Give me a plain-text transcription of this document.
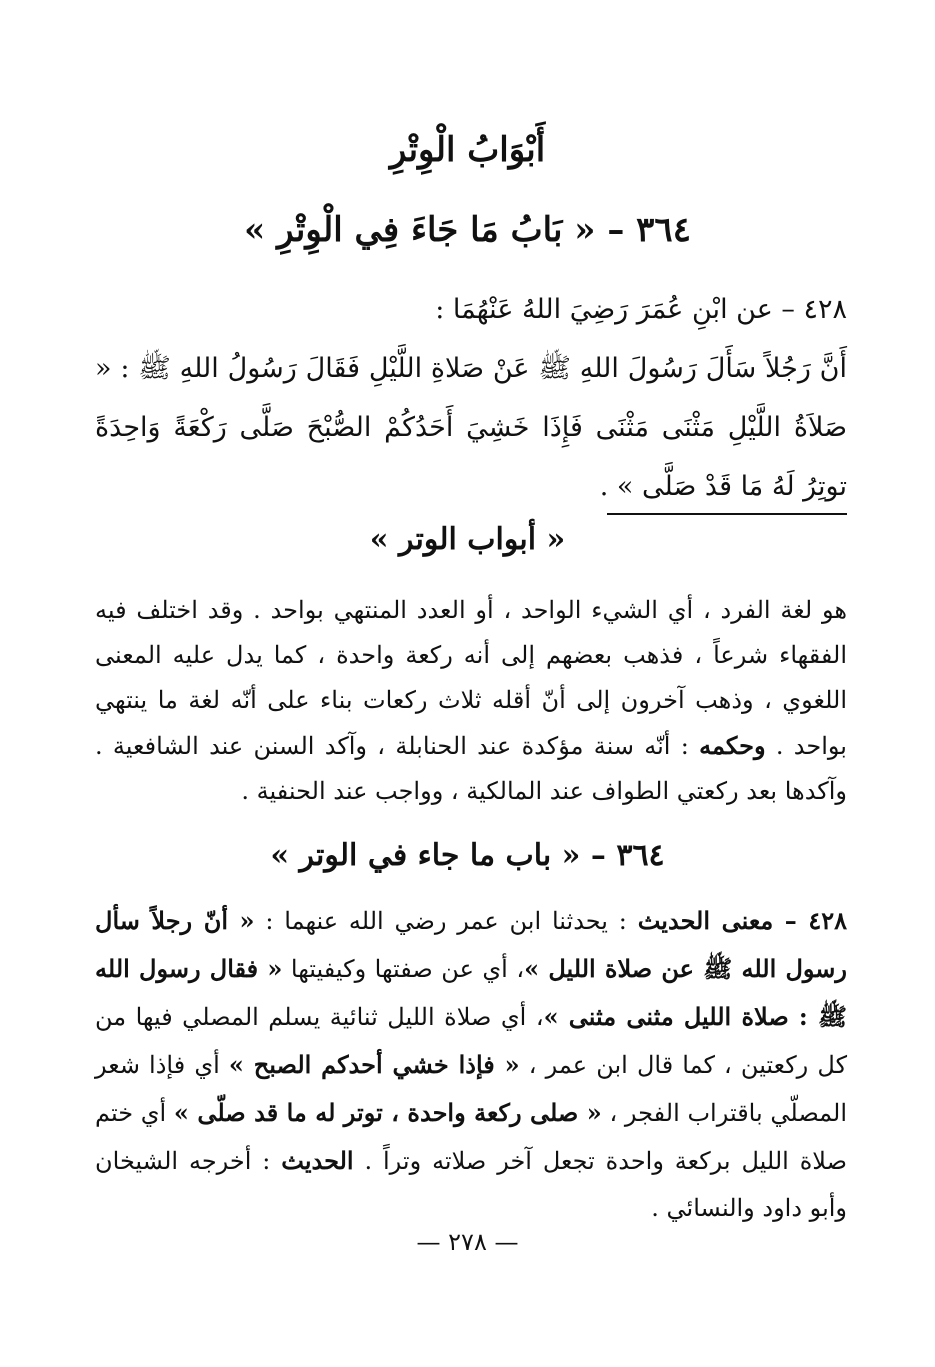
أَبْوَابُ الْوِتْرِ
٣٦٤ – « بَابُ مَا جَاءَ فِي الْوِتْرِ »

٤٢٨ – عن ابْنِ عُمَرَ رَضِيَ اللهُ عَنْهُمَا :

أَنَّ رَجُلاً سَأَلَ رَسُولَ اللهِ ﷺ عَنْ صَلاةِ اللَّيْلِ فَقَالَ رَسُولُ اللهِ ﷺ : « صَلاَةُ اللَّيْلِ مَثْنَى مَثْنَى فَإِذَا خَشِيَ أَحَدُكُمْ الصُّبْحَ صَلَّى رَكْعَةً وَاحِدَةً توتِرُ لَهُ مَا قَدْ صَلَّى » .

« أبواب الوتر »

هو لغة الفرد ، أي الشيء الواحد ، أو العدد المنتهي بواحد . وقد اختلف فيه الفقهاء شرعاً ، فذهب بعضهم إلى أنه ركعة واحدة ، كما يدل عليه المعنى اللغوي ، وذهب آخرون إلى أنّ أقله ثلاث ركعات بناء على أنّه لغة ما ينتهي بواحد . وحكمه : أنّه سنة مؤكدة عند الحنابلة ، وآكد السنن عند الشافعية . وآكدها بعد ركعتي الطواف عند المالكية ، وواجب عند الحنفية .

٣٦٤ – « باب ما جاء في الوتر »

٤٢٨ – معنى الحديث : يحدثنا ابن عمر رضي الله عنهما : « أنّ رجلاً سأل رسول الله ﷺ عن صلاة الليل »، أي عن صفتها وكيفيتها « فقال رسول الله ﷺ : صلاة الليل مثنى مثنى »، أي صلاة الليل ثنائية يسلم المصلي فيها من كل ركعتين ، كما قال ابن عمر ، « فإذا خشي أحدكم الصبح » أي فإذا شعر المصلّي باقتراب الفجر ، « صلى ركعة واحدة ، توتر له ما قد صلّى » أي ختم صلاة الليل بركعة واحدة تجعل آخر صلاته وتراً . الحديث : أخرجه الشيخان وأبو داود والنسائي .

— ٢٧٨ —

• WHAT TO PRODUCE
Pictures in the records should not appear in your copy, but everything else must be transcribed exactly.

• RESULT FOR THIS EXERCISE
Give me a plain-text transcription of this document.
أَبْوَابُ الْوِتْرِ
٣٦٤ – « بَابُ مَا جَاءَ فِي الْوِتْرِ »

٤٢٨ – عن ابْنِ عُمَرَ رَضِيَ اللهُ عَنْهُمَا :

أَنَّ رَجُلاً سَأَلَ رَسُولَ اللهِ ﷺ عَنْ صَلاةِ اللَّيْلِ فَقَالَ رَسُولُ اللهِ ﷺ : « صَلاَةُ اللَّيْلِ مَثْنَى مَثْنَى فَإِذَا خَشِيَ أَحَدُكُمْ الصُّبْحَ صَلَّى رَكْعَةً وَاحِدَةً توتِرُ لَهُ مَا قَدْ صَلَّى » .

« أبواب الوتر »

هو لغة الفرد ، أي الشيء الواحد ، أو العدد المنتهي بواحد . وقد اختلف فيه الفقهاء شرعاً ، فذهب بعضهم إلى أنه ركعة واحدة ، كما يدل عليه المعنى اللغوي ، وذهب آخرون إلى أنّ أقله ثلاث ركعات بناء على أنّه لغة ما ينتهي بواحد . وحكمه : أنّه سنة مؤكدة عند الحنابلة ، وآكد السنن عند الشافعية . وآكدها بعد ركعتي الطواف عند المالكية ، وواجب عند الحنفية .

٣٦٤ – « باب ما جاء في الوتر »

٤٢٨ – معنى الحديث : يحدثنا ابن عمر رضي الله عنهما : « أنّ رجلاً سأل رسول الله ﷺ عن صلاة الليل »، أي عن صفتها وكيفيتها « فقال رسول الله ﷺ : صلاة الليل مثنى مثنى »، أي صلاة الليل ثنائية يسلم المصلي فيها من كل ركعتين ، كما قال ابن عمر ، « فإذا خشي أحدكم الصبح » أي فإذا شعر المصلّي باقتراب الفجر ، « صلى ركعة واحدة ، توتر له ما قد صلّى » أي ختم صلاة الليل بركعة واحدة تجعل آخر صلاته وتراً . الحديث : أخرجه الشيخان وأبو داود والنسائي .

— ٢٧٨ —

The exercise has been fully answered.